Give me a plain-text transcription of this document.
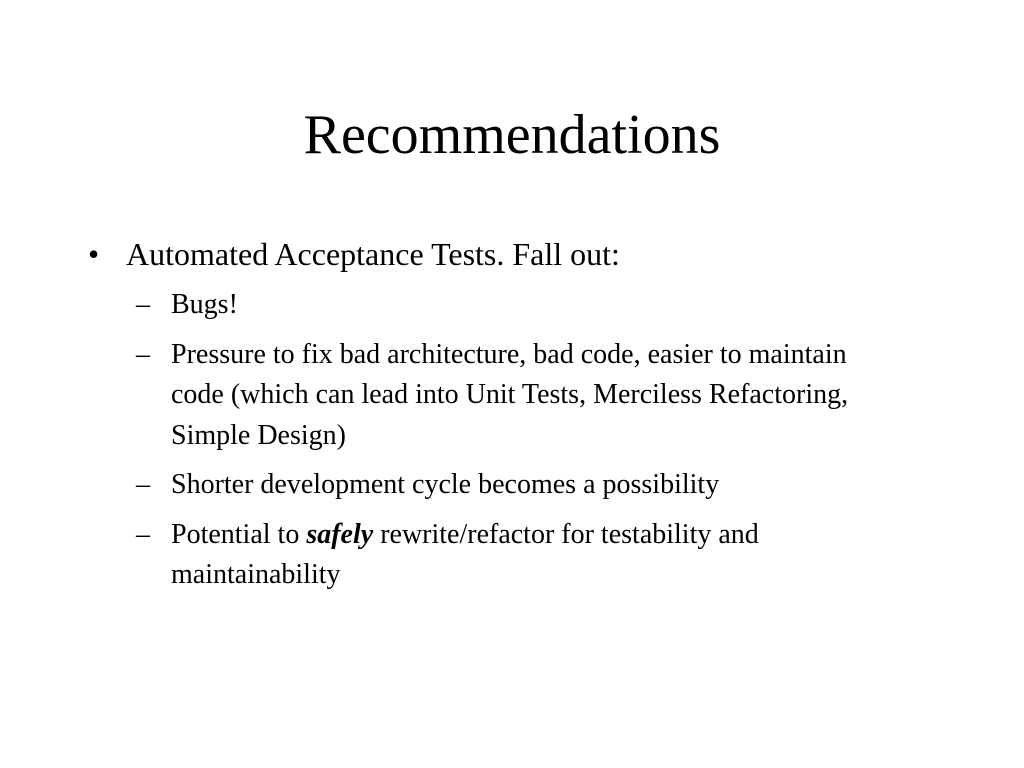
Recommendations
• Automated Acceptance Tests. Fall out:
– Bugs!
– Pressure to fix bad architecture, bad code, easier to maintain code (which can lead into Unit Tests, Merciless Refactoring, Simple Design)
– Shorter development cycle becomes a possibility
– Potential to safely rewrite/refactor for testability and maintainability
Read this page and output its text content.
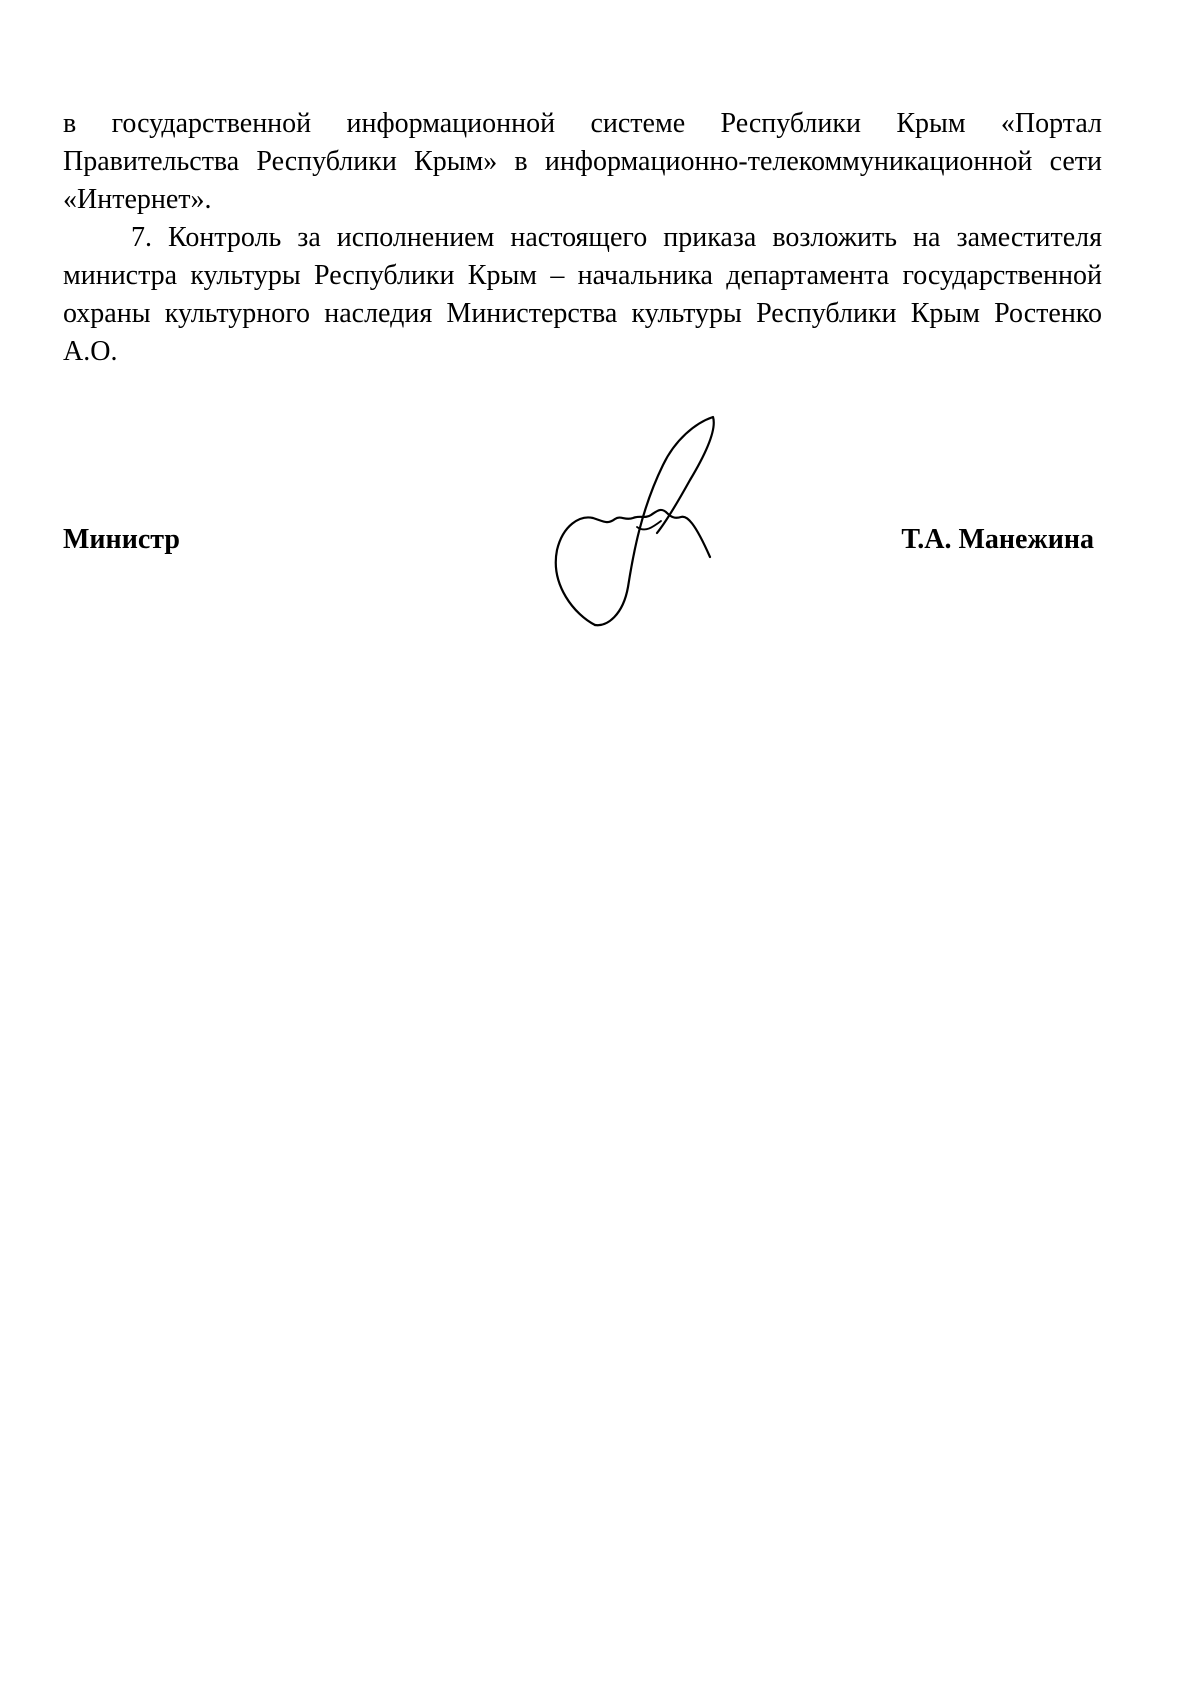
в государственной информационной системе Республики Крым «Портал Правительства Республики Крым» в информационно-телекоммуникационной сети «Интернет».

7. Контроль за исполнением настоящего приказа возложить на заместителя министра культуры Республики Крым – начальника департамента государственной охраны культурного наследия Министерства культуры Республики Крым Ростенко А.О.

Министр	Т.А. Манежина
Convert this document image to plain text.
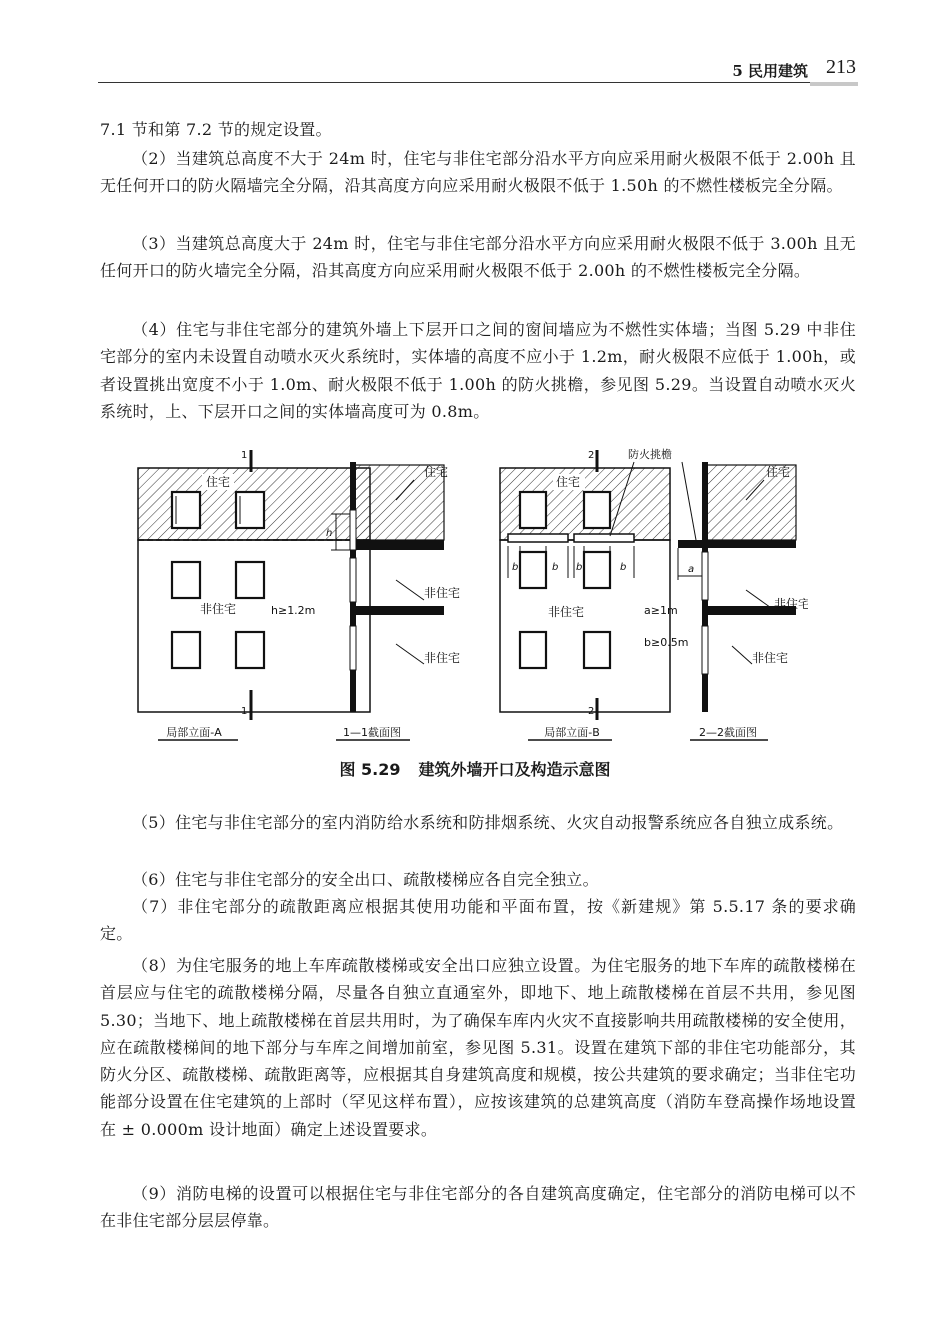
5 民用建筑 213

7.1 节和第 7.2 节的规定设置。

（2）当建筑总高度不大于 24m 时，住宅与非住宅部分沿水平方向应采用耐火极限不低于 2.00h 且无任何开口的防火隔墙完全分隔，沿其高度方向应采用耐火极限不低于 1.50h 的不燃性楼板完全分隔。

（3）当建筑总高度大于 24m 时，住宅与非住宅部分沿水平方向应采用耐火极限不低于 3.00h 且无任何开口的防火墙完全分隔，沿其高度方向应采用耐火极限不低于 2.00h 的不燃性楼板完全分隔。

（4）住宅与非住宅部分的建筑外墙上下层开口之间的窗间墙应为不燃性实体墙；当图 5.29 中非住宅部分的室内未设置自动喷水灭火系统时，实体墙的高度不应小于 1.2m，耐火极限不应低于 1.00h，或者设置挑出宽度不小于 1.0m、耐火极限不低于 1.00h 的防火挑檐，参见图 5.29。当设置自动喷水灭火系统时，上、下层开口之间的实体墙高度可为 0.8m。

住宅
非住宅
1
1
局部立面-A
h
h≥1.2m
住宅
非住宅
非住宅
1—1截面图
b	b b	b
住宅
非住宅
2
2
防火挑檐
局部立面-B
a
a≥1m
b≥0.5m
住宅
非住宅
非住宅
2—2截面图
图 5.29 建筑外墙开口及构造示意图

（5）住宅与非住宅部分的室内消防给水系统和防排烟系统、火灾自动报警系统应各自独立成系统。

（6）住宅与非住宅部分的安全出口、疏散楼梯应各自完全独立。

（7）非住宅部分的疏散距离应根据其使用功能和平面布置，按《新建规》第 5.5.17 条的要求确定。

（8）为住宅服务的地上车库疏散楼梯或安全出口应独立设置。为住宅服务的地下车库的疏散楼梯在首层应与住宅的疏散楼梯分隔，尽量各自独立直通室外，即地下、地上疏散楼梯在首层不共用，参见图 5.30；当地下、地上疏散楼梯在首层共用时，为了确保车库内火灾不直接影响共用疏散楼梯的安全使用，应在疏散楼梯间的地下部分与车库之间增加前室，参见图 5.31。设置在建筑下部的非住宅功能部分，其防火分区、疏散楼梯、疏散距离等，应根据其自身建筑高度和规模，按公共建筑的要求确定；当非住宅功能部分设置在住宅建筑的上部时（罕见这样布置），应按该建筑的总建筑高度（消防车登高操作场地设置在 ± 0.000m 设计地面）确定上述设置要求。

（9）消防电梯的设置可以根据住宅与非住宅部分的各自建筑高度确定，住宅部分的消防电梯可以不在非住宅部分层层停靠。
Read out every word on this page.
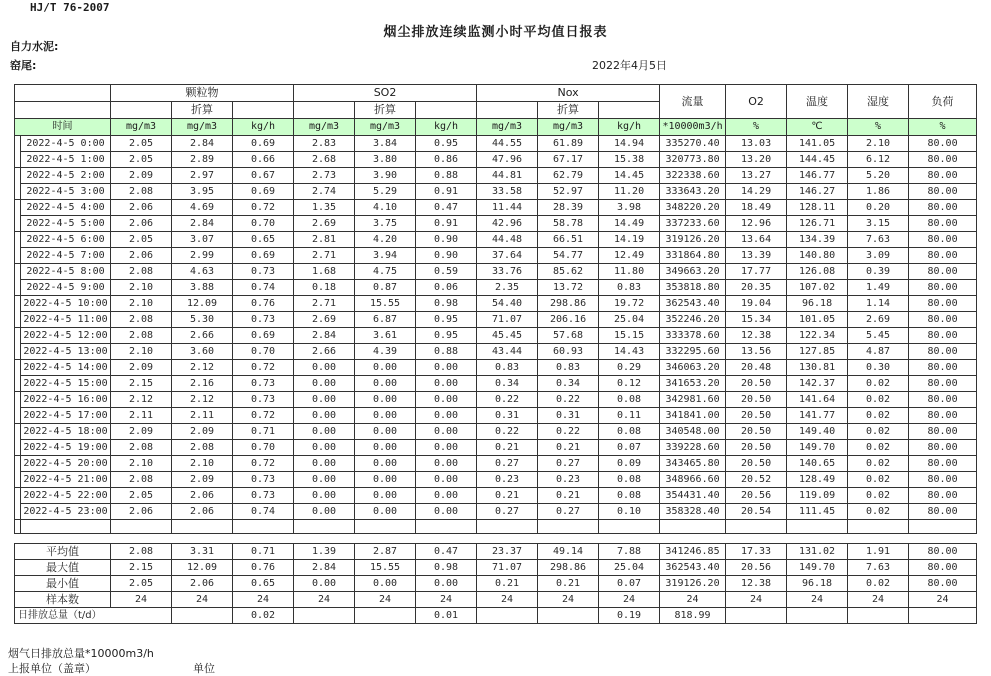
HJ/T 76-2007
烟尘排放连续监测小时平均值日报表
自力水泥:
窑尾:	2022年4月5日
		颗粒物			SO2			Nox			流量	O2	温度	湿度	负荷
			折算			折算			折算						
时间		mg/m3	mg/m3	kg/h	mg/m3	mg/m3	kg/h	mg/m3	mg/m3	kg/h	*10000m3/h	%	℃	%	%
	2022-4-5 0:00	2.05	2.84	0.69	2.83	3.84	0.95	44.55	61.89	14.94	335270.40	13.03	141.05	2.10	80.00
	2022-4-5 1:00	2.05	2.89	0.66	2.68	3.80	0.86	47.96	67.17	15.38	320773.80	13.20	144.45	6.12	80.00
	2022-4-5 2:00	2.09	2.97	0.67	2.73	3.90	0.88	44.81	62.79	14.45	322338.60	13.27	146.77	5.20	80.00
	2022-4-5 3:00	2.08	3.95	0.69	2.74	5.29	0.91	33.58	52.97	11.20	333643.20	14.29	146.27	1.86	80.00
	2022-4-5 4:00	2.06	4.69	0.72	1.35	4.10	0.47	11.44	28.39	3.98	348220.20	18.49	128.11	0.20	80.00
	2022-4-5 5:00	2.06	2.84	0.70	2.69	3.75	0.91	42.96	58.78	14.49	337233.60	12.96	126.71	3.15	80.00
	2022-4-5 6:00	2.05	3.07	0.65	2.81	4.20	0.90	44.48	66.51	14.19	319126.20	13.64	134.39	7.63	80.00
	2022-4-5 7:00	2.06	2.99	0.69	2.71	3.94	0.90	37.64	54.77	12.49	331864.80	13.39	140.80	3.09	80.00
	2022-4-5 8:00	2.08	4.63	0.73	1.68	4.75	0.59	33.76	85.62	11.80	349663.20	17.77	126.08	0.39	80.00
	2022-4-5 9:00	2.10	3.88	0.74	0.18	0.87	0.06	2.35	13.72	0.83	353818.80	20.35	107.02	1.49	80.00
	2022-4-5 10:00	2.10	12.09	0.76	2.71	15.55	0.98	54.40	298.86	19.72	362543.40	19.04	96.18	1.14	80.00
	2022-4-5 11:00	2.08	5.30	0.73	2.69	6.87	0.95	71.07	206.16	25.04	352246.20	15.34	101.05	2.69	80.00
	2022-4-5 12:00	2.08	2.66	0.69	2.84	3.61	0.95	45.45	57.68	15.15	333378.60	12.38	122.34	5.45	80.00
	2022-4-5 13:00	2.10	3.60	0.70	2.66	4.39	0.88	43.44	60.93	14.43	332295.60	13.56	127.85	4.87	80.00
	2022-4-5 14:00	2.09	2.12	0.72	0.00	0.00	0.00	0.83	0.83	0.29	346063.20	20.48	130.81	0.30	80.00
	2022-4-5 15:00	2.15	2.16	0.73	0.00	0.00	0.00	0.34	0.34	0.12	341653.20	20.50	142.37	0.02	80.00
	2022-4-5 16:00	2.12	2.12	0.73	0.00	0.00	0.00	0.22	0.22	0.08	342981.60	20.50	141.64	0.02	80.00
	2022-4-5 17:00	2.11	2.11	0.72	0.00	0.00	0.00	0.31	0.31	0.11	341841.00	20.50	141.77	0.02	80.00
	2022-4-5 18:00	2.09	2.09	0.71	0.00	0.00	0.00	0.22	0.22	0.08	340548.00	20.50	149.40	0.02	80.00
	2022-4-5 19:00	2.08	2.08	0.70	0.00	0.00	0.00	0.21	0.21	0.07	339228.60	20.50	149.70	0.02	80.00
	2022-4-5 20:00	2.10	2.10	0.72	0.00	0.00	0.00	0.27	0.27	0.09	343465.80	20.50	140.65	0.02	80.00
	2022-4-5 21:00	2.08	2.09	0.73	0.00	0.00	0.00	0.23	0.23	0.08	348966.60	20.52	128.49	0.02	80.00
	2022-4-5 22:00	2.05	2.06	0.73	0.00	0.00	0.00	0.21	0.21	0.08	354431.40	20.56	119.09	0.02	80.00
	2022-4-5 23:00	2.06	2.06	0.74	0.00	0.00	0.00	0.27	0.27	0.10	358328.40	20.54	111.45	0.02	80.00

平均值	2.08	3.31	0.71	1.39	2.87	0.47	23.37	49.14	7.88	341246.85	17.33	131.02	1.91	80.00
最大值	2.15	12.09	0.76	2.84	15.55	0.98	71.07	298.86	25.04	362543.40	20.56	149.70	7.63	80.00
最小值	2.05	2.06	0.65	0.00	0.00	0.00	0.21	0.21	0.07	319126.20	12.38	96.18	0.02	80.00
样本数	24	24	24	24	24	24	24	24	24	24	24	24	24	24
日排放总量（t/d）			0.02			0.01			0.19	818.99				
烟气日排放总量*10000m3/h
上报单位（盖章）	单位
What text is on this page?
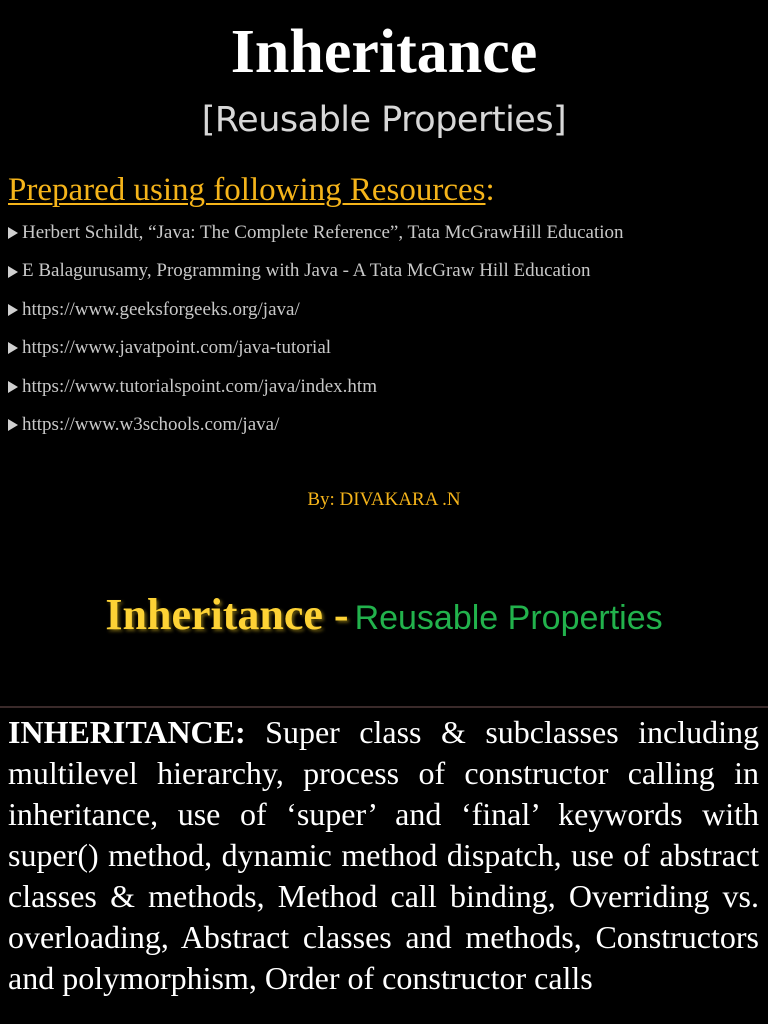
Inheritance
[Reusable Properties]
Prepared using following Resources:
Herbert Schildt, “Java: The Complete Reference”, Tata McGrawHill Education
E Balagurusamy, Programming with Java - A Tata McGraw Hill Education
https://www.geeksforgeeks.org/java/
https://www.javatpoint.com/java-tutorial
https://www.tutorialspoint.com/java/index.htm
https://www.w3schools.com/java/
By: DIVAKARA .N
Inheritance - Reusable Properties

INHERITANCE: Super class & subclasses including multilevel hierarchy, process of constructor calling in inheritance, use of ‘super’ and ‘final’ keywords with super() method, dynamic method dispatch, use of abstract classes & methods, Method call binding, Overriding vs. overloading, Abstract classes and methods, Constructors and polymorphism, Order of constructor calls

▬▬▬▬▬▬▬▬▬▬

The exercise
Where a line above includes "document", copy that line.

Response below
Give me a plain-text transcription of this document.
Convert this document image to plain text.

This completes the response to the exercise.